- Born: 2011 (age 14–15)
- Occupation: Actress
- Years active: 2022–present

= Bodhi Rae Breathnach =

Irish actress (born 2011)

Bodhi Rae Breathnach (born 2011) is an Irish actress. Her films include Hamnet (2025) and Shelter (2026).

==Early life==
Breathnach is the daughter of jewellery expert Tara Breathnach and Irish actor and television presenter Danann Breathnach. She was born in Limerick, Ireland, and resides in London.

==Career==
Breathnach had television roles in British thriller The Capture (2022) and children’s television series So Awkward Academy (2024-2025). On stage, in 2024 Breathnach portrayed Sarah in the Beth Steel play Till the Stars Come Down at London's National Theatre.

In 2025, she could be seen as Susannah, the older sister of the eponymous character in Chloe Zhao film Hamnet. In February 2025, Breathnach joined the cast of Jason Statham film Shelter alongside Bill Nighy, Naomi Ackie, and Daniel Mays. She received praise from Statham for her role, who said she "knows what she’s doing. She’s very talented, I think we’re going to see a lot of her". That summer, she joined the cast of Jane Austen film adaptation Sense and Sensibility as Margaret Dashwood.
────────────────
*Exercise directions*. Say whether each statement agrees with the Bodhi Rae Breathnach biography, giving yes or no along with the words from the biography that settle it. 1. She was born in London. 2. In 2024 she played Sarah in Till the Stars Come Down at London's National Theatre. 3. In Hamnet she played the younger sister of the title character.

*Listed entries*.
────────────────
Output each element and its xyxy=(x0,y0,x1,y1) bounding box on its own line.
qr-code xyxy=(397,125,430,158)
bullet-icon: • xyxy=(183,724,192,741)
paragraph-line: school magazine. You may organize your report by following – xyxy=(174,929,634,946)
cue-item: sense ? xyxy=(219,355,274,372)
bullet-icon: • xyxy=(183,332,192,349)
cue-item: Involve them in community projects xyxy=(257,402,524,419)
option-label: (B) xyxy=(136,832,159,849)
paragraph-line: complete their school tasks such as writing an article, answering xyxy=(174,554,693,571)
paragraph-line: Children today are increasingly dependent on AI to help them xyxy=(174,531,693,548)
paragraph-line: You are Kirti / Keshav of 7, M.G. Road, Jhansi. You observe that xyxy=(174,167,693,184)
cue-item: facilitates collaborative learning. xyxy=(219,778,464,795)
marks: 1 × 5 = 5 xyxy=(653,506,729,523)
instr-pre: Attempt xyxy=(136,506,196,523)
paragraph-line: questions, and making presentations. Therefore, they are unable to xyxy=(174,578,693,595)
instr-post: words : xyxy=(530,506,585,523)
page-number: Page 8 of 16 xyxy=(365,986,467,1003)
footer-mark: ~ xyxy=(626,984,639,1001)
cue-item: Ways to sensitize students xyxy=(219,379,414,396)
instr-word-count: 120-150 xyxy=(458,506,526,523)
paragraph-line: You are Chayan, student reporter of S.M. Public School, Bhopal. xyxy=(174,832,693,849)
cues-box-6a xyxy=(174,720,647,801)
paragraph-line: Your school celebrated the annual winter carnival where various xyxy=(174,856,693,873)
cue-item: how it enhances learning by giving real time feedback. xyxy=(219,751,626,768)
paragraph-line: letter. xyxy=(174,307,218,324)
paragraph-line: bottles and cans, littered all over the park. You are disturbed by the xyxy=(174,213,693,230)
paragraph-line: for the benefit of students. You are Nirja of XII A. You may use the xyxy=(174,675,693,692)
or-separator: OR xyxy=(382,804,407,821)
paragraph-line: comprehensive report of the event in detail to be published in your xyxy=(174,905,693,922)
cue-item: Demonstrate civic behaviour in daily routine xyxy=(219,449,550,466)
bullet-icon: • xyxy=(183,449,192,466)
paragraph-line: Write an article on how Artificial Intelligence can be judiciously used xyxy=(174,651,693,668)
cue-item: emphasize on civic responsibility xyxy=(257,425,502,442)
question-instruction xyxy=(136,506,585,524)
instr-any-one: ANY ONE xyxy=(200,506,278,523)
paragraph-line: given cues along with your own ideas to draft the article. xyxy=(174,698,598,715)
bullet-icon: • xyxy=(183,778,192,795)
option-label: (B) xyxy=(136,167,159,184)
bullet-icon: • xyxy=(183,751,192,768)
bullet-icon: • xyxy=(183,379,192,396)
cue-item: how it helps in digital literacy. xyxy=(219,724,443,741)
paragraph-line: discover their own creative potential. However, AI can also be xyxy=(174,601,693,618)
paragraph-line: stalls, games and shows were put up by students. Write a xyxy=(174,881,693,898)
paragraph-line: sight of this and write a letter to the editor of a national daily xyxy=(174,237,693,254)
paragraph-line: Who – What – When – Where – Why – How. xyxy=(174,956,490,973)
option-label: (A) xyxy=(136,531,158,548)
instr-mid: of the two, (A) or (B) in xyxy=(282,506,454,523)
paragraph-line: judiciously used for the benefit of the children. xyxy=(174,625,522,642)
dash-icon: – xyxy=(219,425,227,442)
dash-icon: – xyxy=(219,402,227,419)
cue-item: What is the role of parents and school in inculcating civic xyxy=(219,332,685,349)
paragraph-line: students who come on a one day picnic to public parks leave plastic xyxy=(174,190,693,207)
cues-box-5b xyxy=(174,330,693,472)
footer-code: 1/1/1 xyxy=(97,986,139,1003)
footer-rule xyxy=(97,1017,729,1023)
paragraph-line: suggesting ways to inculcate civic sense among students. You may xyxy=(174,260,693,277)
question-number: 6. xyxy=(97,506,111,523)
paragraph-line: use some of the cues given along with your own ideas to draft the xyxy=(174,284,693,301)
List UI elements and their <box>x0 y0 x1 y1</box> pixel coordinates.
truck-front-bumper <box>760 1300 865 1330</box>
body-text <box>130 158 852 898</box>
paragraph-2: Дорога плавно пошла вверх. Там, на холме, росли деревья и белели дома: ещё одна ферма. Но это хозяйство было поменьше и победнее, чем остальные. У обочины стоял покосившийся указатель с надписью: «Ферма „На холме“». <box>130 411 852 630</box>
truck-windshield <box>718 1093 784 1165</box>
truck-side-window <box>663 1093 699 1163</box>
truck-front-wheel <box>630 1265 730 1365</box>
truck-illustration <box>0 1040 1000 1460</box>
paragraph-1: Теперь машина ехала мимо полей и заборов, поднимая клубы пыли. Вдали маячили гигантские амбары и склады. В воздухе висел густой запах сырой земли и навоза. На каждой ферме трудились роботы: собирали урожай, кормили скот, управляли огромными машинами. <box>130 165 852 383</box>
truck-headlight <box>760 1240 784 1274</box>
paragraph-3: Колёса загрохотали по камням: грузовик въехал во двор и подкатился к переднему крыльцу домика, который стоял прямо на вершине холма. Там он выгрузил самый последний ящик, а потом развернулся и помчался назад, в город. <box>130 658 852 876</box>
────────────────
*Response to the task*.
1. No: "She was born in Limerick, Ireland"
2. Yes: "in 2024 Breathnach portrayed Sarah in the Beth Steel play Till the Stars Come Down at London's National Theatre"
3. No: "the older sister of the eponymous character"